*Given request:* The records below are to be quoted in full; please keep every word exact.

*Exercise inputs:*
*****
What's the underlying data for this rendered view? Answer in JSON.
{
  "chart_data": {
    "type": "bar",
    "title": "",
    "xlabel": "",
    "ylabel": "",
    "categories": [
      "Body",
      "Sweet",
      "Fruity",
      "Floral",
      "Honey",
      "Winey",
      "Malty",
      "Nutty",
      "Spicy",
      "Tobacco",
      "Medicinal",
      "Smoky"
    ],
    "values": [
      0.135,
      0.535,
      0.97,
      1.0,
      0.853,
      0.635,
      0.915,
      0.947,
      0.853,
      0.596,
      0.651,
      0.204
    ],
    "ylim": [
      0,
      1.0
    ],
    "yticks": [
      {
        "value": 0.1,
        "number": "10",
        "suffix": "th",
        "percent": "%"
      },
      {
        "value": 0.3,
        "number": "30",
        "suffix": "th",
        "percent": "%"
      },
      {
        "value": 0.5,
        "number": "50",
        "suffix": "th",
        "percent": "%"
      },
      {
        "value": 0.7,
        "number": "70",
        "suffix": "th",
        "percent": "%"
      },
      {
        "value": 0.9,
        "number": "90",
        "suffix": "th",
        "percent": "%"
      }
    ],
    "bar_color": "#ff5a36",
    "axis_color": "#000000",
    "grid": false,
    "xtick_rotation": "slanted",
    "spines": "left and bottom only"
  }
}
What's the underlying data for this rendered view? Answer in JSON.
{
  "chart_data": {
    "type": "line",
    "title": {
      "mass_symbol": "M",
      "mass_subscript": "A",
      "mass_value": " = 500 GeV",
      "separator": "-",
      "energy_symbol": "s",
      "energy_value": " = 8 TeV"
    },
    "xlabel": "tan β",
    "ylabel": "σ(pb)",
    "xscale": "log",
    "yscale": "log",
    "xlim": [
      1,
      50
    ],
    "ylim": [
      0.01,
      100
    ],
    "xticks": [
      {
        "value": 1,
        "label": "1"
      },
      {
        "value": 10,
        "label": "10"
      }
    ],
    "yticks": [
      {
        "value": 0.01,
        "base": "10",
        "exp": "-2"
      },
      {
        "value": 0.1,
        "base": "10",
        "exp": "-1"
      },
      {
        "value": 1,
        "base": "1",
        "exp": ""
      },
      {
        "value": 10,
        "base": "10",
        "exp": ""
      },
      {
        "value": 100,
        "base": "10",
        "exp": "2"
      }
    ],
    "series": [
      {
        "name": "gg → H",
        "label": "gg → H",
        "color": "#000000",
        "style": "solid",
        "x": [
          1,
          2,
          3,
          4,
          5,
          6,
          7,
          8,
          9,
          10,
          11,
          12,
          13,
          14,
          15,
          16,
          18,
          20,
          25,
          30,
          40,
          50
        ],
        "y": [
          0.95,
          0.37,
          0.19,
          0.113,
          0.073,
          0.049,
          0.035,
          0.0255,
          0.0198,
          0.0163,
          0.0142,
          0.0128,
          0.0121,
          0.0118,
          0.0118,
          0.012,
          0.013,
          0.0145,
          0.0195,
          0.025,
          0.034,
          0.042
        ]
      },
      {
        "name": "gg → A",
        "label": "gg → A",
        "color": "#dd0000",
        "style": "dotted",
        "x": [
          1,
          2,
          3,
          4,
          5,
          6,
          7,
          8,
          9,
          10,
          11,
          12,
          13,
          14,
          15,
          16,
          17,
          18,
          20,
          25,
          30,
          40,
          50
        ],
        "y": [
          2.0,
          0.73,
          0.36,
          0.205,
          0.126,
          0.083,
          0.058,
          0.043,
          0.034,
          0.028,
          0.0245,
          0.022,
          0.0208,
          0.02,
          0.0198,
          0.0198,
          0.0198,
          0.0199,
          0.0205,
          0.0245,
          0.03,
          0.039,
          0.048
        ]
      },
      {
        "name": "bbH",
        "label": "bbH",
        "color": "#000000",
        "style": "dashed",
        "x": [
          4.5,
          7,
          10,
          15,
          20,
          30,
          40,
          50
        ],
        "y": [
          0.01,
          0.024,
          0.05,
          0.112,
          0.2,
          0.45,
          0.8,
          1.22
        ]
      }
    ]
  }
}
*****
*Task answer:*
What's the underlying data for this rendered view? Answer in JSON.
{
  "chart_data": {
    "type": "bar",
    "title": "",
    "xlabel": "",
    "ylabel": "",
    "categories": [
      "Body",
      "Sweet",
      "Fruity",
      "Floral",
      "Honey",
      "Winey",
      "Malty",
      "Nutty",
      "Spicy",
      "Tobacco",
      "Medicinal",
      "Smoky"
    ],
    "values": [
      0.135,
      0.535,
      0.97,
      1.0,
      0.853,
      0.635,
      0.915,
      0.947,
      0.853,
      0.596,
      0.651,
      0.204
    ],
    "ylim": [
      0,
      1.0
    ],
    "yticks": [
      {
        "value": 0.1,
        "number": "10",
        "suffix": "th",
        "percent": "%"
      },
      {
        "value": 0.3,
        "number": "30",
        "suffix": "th",
        "percent": "%"
      },
      {
        "value": 0.5,
        "number": "50",
        "suffix": "th",
        "percent": "%"
      },
      {
        "value": 0.7,
        "number": "70",
        "suffix": "th",
        "percent": "%"
      },
      {
        "value": 0.9,
        "number": "90",
        "suffix": "th",
        "percent": "%"
      }
    ],
    "bar_color": "#ff5a36",
    "axis_color": "#000000",
    "grid": false,
    "xtick_rotation": "slanted",
    "spines": "left and bottom only"
  }
}
What's the underlying data for this rendered view? Answer in JSON.
{
  "chart_data": {
    "type": "line",
    "title": {
      "mass_symbol": "M",
      "mass_subscript": "A",
      "mass_value": " = 500 GeV",
      "separator": "-",
      "energy_symbol": "s",
      "energy_value": " = 8 TeV"
    },
    "xlabel": "tan β",
    "ylabel": "σ(pb)",
    "xscale": "log",
    "yscale": "log",
    "xlim": [
      1,
      50
    ],
    "ylim": [
      0.01,
      100
    ],
    "xticks": [
      {
        "value": 1,
        "label": "1"
      },
      {
        "value": 10,
        "label": "10"
      }
    ],
    "yticks": [
      {
        "value": 0.01,
        "base": "10",
        "exp": "-2"
      },
      {
        "value": 0.1,
        "base": "10",
        "exp": "-1"
      },
      {
        "value": 1,
        "base": "1",
        "exp": ""
      },
      {
        "value": 10,
        "base": "10",
        "exp": ""
      },
      {
        "value": 100,
        "base": "10",
        "exp": "2"
      }
    ],
    "series": [
      {
        "name": "gg → H",
        "label": "gg → H",
        "color": "#000000",
        "style": "solid",
        "x": [
          1,
          2,
          3,
          4,
          5,
          6,
          7,
          8,
          9,
          10,
          11,
          12,
          13,
          14,
          15,
          16,
          18,
          20,
          25,
          30,
          40,
          50
        ],
        "y": [
          0.95,
          0.37,
          0.19,
          0.113,
          0.073,
          0.049,
          0.035,
          0.0255,
          0.0198,
          0.0163,
          0.0142,
          0.0128,
          0.0121,
          0.0118,
          0.0118,
          0.012,
          0.013,
          0.0145,
          0.0195,
          0.025,
          0.034,
          0.042
        ]
      },
      {
        "name": "gg → A",
        "label": "gg → A",
        "color": "#dd0000",
        "style": "dotted",
        "x": [
          1,
          2,
          3,
          4,
          5,
          6,
          7,
          8,
          9,
          10,
          11,
          12,
          13,
          14,
          15,
          16,
          17,
          18,
          20,
          25,
          30,
          40,
          50
        ],
        "y": [
          2.0,
          0.73,
          0.36,
          0.205,
          0.126,
          0.083,
          0.058,
          0.043,
          0.034,
          0.028,
          0.0245,
          0.022,
          0.0208,
          0.02,
          0.0198,
          0.0198,
          0.0198,
          0.0199,
          0.0205,
          0.0245,
          0.03,
          0.039,
          0.048
        ]
      },
      {
        "name": "bbH",
        "label": "bbH",
        "color": "#000000",
        "style": "dashed",
        "x": [
          4.5,
          7,
          10,
          15,
          20,
          30,
          40,
          50
        ],
        "y": [
          0.01,
          0.024,
          0.05,
          0.112,
          0.2,
          0.45,
          0.8,
          1.22
        ]
      }
    ]
  }
}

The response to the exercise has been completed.